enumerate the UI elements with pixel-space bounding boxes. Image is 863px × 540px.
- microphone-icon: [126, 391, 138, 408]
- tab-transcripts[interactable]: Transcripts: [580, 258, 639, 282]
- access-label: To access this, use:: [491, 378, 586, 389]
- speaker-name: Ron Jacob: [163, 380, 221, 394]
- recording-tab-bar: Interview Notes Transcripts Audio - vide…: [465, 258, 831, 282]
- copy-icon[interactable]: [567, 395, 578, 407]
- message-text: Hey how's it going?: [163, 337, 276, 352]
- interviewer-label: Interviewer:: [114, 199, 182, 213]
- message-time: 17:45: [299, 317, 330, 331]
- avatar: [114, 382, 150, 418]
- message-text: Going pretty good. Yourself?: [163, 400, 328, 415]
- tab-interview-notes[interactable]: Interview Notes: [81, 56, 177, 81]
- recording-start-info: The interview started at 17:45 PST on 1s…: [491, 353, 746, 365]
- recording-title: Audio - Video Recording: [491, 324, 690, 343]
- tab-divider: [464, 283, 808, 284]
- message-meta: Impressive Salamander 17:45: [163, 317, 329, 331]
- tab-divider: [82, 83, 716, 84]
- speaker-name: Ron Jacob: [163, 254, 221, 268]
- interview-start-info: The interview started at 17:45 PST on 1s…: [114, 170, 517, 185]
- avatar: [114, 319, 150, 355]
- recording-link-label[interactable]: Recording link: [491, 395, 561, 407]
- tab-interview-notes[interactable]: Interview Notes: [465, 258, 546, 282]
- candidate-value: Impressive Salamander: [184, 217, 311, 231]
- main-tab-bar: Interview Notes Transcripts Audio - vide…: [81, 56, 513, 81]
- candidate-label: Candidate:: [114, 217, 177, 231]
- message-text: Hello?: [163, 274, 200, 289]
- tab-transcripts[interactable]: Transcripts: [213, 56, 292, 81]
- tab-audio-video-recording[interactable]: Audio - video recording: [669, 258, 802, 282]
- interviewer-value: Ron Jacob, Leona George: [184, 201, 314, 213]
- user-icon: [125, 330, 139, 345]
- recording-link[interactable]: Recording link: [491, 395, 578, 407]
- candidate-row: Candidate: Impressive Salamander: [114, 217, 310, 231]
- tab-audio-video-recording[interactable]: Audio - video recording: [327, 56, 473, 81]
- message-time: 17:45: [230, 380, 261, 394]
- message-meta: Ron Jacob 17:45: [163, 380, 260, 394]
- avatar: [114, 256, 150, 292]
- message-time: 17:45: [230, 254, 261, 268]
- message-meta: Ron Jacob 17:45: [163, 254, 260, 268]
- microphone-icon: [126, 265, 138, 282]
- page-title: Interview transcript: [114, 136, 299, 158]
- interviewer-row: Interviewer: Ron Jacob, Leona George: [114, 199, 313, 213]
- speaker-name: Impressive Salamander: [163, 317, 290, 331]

-.-.-

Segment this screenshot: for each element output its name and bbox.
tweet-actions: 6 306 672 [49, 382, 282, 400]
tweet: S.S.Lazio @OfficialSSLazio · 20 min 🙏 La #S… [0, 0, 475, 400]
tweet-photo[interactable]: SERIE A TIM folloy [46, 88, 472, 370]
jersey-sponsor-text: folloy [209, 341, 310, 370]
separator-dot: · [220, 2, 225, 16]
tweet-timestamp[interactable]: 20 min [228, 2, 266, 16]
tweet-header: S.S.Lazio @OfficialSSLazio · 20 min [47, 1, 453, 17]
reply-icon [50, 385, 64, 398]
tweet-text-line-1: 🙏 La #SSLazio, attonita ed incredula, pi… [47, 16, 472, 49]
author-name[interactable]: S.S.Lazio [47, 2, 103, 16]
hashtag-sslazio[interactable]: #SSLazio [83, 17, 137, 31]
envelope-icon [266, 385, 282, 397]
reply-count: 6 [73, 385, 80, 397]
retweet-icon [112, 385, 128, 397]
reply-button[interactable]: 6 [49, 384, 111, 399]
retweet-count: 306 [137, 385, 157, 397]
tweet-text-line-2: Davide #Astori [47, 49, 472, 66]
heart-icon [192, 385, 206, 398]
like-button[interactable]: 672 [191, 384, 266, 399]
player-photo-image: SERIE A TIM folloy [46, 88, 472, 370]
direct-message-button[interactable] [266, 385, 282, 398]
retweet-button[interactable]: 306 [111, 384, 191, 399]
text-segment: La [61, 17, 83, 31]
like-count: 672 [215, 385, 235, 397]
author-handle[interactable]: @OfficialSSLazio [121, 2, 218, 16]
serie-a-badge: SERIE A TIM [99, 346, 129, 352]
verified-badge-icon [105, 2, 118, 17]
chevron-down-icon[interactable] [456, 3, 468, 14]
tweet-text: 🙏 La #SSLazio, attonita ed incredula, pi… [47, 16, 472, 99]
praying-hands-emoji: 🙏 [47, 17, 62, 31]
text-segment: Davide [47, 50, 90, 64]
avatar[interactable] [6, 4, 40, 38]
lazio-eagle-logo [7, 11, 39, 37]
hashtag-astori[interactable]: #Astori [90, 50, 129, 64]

-.-.-

# [WRITTEN PROBLEM]
Please lay out the records as a JSON list of strings, one string per line with blank lines left out, starting with the line that contains "Segment this screenshot: for" and going on through the line that contains "retweet-count: 306 [137, 385, 157, 397]", both included.

# [RESULT FOR THIS TASK]
[
  "Segment this screenshot: for each element output its name and bbox.",
  "tweet-actions: 6 306 672 [49, 382, 282, 400]",
  "tweet: S.S.Lazio @OfficialSSLazio · 20 min 🙏 La #S… [0, 0, 475, 400]",
  "tweet-photo[interactable]: SERIE A TIM folloy [46, 88, 472, 370]",
  "jersey-sponsor-text: folloy [209, 341, 310, 370]",
  "separator-dot: · [220, 2, 225, 16]",
  "tweet-timestamp[interactable]: 20 min [228, 2, 266, 16]",
  "tweet-header: S.S.Lazio @OfficialSSLazio · 20 min [47, 1, 453, 17]",
  "reply-icon [50, 385, 64, 398]",
  "tweet-text-line-1: 🙏 La #SSLazio, attonita ed incredula, pi… [47, 16, 472, 49]",
  "author-name[interactable]: S.S.Lazio [47, 2, 103, 16]",
  "hashtag-sslazio[interactable]: #SSLazio [83, 17, 137, 31]",
  "envelope-icon [266, 385, 282, 397]",
  "reply-count: 6 [73, 385, 80, 397]",
  "retweet-icon [112, 385, 128, 397]",
  "reply-button[interactable]: 6 [49, 384, 111, 399]",
  "retweet-count: 306 [137, 385, 157, 397]"
]